Task details:
List every line in this data where the string "ECMWF" occurs.

Extracts from a graphics dataset:
----

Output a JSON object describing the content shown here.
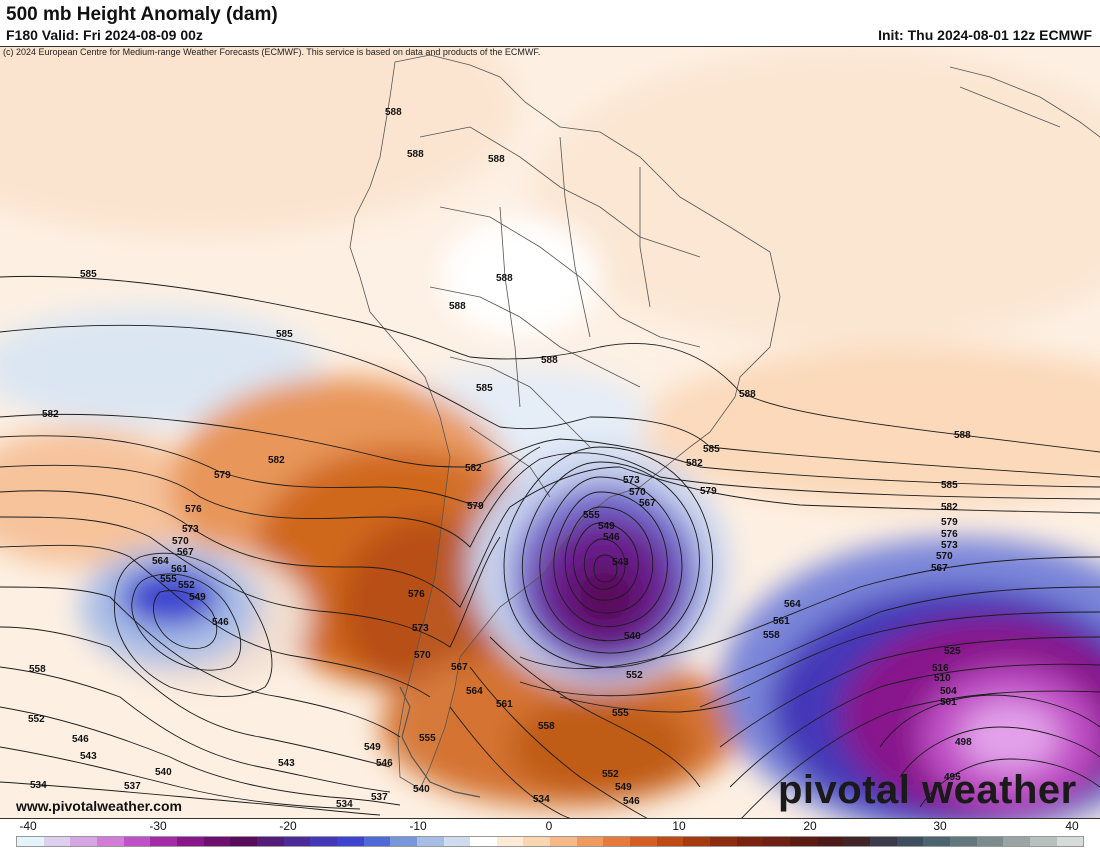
{
  "header": {
    "title": "500 mb Height Anomaly (dam)",
    "valid": "F180 Valid: Fri 2024-08-09 00z",
    "init": "Init: Thu 2024-08-01 12z ECMWF",
    "credit": "(c) 2024 European Centre for Medium-range Weather Forecasts (ECMWF). This service is based on data and products of the ECMWF."
  },
  "footer": {
    "website": "www.pivotalweather.com",
    "brand": "pivotal weather"
  },
  "colorbar": {
    "ticks": [
      "-40",
      "-30",
      "-20",
      "-10",
      "0",
      "10",
      "20",
      "30",
      "40"
    ],
    "colors": [
      "#e4f4fb",
      "#dcd0ee",
      "#d6a6e4",
      "#d27cd8",
      "#c050c6",
      "#a42aa8",
      "#88178c",
      "#6e0f70",
      "#5a0c5c",
      "#531c78",
      "#4d2a99",
      "#4538b8",
      "#3d44cf",
      "#4e6ad6",
      "#7796dc",
      "#a6bde6",
      "#cfdcf0",
      "#ffffff",
      "#fdebd8",
      "#fbd5b0",
      "#f8b987",
      "#f29a5e",
      "#e67a3a",
      "#d55f22",
      "#c04a14",
      "#a83a10",
      "#8e2c10",
      "#7a2410",
      "#6d2013",
      "#5c1c14",
      "#4c1a18",
      "#3f2428",
      "#3a3a4a",
      "#3e4e5e",
      "#4c6470",
      "#62787e",
      "#7c8c8e",
      "#9aa4a4",
      "#b8c0be",
      "#d6dad8"
    ]
  },
  "contour_labels": [
    "588",
    "588",
    "588",
    "588",
    "588",
    "588",
    "588",
    "585",
    "585",
    "585",
    "585",
    "582",
    "582",
    "582",
    "582",
    "579",
    "579",
    "579",
    "576",
    "576",
    "573",
    "573",
    "573",
    "570",
    "570",
    "570",
    "567",
    "567",
    "567",
    "564",
    "564",
    "561",
    "561",
    "555",
    "555",
    "555",
    "552",
    "552",
    "549",
    "549",
    "549",
    "546",
    "546",
    "546",
    "543",
    "543",
    "540",
    "540",
    "537",
    "534",
    "534",
    "558",
    "558",
    "558",
    "525",
    "516",
    "510",
    "504",
    "501",
    "498",
    "495",
    "552",
    "546",
    "564",
    "561",
    "555",
    "552",
    "549",
    "546",
    "543",
    "540",
    "537",
    "534",
    "582",
    "579",
    "576",
    "573",
    "570",
    "567",
    "585",
    "588"
  ]
}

----

Answer to the task:
    "init": "Init: Thu 2024-08-01 12z ECMWF",
    "credit": "(c) 2024 European Centre for Medium-range Weather Forecasts (ECMWF). This service is based on data and products of the ECMWF."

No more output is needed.